» Instructions to follow
In your copy, repeat the records exactly and leave out the pictures.
* start Records provided *
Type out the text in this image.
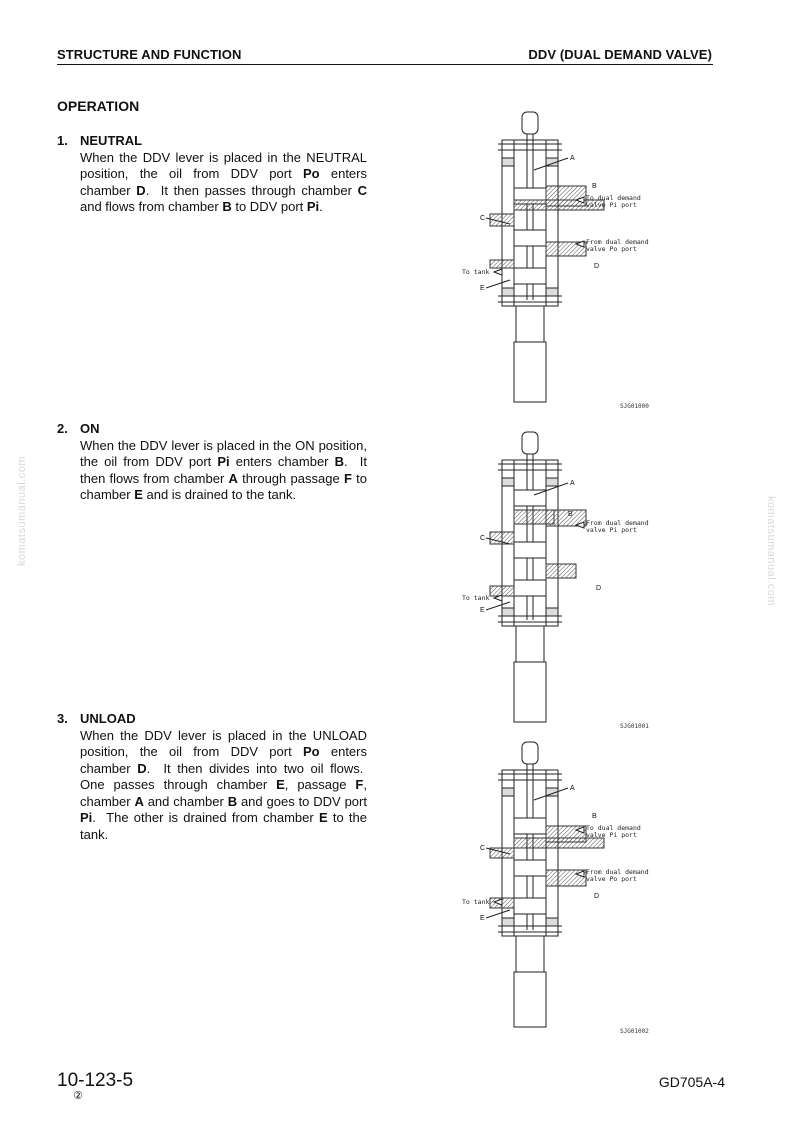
STRUCTURE AND FUNCTION	DDV (DUAL DEMAND VALVE)
OPERATION
1. NEUTRAL
When the DDV lever is placed in the NEUTRAL position, the oil from DDV port Po enters chamber D.  It then passes through chamber C and flows from chamber B to DDV port Pi.
2. ON
When the DDV lever is placed in the ON position, the oil from DDV port Pi enters chamber B.  It then flows from chamber A through passage F to chamber E and is drained to the tank.
3. UNLOAD
When the DDV lever is placed in the UNLOAD position, the oil from DDV port Po enters chamber D.  It then divides into two oil flows.  One passes through chamber E, passage F, chamber A and chamber B and goes to DDV port Pi.  The other is drained from chamber E to the tank.
A
B
C
D
E
To dual demand
valve Pi port
From dual demand
valve Po port
To tank
SJG01000
A
B
C
D
E
From dual demand
valve Pi port
To tank
SJG01001
A
B
C
D
E
To dual demand
valve Pi port
From dual demand
valve Po port
To tank
SJG01002
komatsumanual.com	komatsumanual.com
10-123-5
②
GD705A-4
* end Records provided *
» Exercise result
Type out the text in this image.
STRUCTURE AND FUNCTION	DDV (DUAL DEMAND VALVE)
OPERATION
1. NEUTRAL
When the DDV lever is placed in the NEUTRAL position, the oil from DDV port Po enters chamber D.  It then passes through chamber C and flows from chamber B to DDV port Pi.
2. ON
When the DDV lever is placed in the ON position, the oil from DDV port Pi enters chamber B.  It then flows from chamber A through passage F to chamber E and is drained to the tank.
3. UNLOAD
When the DDV lever is placed in the UNLOAD position, the oil from DDV port Po enters chamber D.  It then divides into two oil flows.  One passes through chamber E, passage F, chamber A and chamber B and goes to DDV port Pi.  The other is drained from chamber E to the tank.
A
B
C
D
E
To dual demand
valve Pi port
From dual demand
valve Po port
To tank
SJG01000
A
B
C
D
E
From dual demand
valve Pi port
To tank
SJG01001
A
B
C
D
E
To dual demand
valve Pi port
From dual demand
valve Po port
To tank
SJG01002
komatsumanual.com	komatsumanual.com
10-123-5
②
GD705A-4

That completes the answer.